> **AIM**
Check each line of the material below for the string "such", then report how many lines have it, and nothing else.

> **DATASET**
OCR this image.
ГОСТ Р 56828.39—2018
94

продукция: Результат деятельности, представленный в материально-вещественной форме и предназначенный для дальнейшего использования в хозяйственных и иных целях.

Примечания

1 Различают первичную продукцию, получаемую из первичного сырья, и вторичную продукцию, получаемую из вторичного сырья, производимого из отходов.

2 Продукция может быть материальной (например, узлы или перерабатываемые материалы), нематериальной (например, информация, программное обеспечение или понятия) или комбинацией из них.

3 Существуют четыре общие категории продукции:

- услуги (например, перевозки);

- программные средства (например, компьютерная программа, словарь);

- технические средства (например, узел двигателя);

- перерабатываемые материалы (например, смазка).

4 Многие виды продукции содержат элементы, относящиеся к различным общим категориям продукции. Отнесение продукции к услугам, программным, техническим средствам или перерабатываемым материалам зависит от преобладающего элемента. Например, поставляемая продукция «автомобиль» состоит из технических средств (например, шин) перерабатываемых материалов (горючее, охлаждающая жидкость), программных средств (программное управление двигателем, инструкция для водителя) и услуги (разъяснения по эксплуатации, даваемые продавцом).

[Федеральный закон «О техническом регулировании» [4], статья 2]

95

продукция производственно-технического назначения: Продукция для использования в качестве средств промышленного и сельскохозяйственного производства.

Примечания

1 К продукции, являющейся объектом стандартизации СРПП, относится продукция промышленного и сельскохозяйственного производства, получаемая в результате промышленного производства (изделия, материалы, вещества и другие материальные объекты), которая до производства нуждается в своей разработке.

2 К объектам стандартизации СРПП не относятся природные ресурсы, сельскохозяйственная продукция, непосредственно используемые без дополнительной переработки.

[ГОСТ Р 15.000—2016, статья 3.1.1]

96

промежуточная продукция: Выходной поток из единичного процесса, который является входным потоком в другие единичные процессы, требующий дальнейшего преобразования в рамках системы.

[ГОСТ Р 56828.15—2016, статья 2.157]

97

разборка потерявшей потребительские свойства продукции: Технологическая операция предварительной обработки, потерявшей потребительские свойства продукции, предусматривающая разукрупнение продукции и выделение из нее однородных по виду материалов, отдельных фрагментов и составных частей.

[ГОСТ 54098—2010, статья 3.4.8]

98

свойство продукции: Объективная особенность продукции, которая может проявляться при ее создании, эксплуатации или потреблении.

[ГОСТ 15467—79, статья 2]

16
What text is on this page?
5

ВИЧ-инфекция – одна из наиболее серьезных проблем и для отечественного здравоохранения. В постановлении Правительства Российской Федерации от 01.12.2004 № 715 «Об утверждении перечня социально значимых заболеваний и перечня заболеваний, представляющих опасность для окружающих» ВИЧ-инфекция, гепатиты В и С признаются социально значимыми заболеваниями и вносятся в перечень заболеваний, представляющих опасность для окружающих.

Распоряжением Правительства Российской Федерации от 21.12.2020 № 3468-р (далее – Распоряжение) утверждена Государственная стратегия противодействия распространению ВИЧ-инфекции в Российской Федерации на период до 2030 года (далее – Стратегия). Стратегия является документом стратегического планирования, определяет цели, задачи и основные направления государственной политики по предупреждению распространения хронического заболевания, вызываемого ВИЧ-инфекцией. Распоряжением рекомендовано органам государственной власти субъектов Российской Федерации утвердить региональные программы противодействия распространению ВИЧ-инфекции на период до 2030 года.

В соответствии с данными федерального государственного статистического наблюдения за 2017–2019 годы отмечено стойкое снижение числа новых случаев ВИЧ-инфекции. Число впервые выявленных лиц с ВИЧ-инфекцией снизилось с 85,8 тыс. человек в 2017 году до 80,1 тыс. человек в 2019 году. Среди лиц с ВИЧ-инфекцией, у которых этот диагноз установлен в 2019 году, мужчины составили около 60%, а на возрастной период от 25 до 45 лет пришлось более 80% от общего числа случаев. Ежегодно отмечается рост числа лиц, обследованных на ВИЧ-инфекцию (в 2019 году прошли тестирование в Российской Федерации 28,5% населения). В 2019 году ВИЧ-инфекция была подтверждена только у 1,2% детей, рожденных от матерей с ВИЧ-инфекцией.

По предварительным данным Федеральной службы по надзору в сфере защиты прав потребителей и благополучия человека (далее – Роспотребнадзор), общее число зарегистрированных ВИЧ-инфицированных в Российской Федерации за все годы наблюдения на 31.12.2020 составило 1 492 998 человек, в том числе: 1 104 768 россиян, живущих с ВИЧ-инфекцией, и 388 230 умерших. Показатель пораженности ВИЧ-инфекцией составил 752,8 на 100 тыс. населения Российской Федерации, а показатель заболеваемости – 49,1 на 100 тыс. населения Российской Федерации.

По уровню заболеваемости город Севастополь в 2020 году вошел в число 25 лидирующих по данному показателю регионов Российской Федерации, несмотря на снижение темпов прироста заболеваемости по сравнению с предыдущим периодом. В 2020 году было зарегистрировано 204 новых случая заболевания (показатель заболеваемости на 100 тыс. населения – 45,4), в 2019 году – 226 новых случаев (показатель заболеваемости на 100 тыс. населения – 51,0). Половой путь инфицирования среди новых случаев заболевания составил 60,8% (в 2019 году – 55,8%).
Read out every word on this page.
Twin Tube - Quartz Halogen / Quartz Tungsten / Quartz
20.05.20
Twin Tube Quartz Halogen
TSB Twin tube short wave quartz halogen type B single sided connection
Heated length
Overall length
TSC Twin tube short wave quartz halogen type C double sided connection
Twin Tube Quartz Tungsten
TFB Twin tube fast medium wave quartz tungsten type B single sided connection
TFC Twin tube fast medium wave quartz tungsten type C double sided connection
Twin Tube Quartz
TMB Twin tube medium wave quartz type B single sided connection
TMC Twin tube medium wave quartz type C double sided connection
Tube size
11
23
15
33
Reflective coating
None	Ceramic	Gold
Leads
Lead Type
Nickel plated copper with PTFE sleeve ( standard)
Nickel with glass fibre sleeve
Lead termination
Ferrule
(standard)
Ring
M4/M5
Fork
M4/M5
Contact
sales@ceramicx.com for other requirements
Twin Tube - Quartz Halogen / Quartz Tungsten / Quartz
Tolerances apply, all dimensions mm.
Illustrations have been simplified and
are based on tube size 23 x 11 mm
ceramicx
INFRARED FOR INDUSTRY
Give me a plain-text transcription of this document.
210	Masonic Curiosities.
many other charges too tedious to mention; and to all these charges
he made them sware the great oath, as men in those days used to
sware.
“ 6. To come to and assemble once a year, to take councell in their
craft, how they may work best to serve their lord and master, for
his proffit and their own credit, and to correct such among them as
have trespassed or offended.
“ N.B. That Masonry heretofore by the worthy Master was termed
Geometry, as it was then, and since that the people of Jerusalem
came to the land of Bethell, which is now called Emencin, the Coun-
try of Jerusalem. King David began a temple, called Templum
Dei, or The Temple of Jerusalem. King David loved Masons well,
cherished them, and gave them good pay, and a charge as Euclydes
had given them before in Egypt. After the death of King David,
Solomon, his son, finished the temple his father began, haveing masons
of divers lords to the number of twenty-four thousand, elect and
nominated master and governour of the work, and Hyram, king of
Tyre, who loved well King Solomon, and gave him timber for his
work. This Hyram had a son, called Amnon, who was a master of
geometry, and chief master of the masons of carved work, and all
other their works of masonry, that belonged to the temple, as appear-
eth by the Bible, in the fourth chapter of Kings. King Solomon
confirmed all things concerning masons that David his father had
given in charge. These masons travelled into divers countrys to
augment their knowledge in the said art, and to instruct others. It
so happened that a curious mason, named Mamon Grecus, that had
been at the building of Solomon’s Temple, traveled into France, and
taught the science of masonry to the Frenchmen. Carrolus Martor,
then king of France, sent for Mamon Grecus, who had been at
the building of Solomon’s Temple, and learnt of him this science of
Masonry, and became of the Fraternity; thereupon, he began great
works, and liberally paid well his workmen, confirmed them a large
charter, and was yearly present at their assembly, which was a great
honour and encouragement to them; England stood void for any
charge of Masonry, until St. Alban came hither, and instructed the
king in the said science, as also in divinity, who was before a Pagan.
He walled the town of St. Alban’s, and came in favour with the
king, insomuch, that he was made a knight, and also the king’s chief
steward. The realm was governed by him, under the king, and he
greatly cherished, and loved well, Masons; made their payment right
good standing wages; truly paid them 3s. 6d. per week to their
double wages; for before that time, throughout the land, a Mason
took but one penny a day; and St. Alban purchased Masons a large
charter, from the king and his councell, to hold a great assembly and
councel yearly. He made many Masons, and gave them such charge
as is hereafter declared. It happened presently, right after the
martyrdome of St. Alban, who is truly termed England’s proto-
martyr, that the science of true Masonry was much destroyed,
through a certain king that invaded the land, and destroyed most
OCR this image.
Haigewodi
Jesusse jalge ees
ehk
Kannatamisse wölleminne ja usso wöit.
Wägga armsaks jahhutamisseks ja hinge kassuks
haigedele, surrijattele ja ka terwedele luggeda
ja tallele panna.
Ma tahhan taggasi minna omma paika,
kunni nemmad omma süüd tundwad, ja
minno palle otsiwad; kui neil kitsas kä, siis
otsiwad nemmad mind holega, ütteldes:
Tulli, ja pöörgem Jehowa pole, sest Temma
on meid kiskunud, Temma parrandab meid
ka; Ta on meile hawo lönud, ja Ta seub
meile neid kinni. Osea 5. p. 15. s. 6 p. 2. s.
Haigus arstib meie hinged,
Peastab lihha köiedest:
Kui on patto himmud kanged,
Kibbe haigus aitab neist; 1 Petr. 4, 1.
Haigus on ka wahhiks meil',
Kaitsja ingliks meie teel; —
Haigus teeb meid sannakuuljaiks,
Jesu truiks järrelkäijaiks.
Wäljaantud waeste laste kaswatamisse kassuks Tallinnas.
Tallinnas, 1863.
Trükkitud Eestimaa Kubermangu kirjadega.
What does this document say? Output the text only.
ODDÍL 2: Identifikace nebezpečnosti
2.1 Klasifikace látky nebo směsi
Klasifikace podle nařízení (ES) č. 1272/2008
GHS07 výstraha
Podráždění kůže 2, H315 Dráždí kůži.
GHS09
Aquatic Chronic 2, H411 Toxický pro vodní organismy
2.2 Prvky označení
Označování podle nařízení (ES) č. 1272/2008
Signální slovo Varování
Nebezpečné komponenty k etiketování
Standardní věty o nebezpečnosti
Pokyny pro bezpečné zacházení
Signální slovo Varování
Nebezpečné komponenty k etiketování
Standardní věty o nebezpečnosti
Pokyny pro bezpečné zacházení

> **RESULT**
2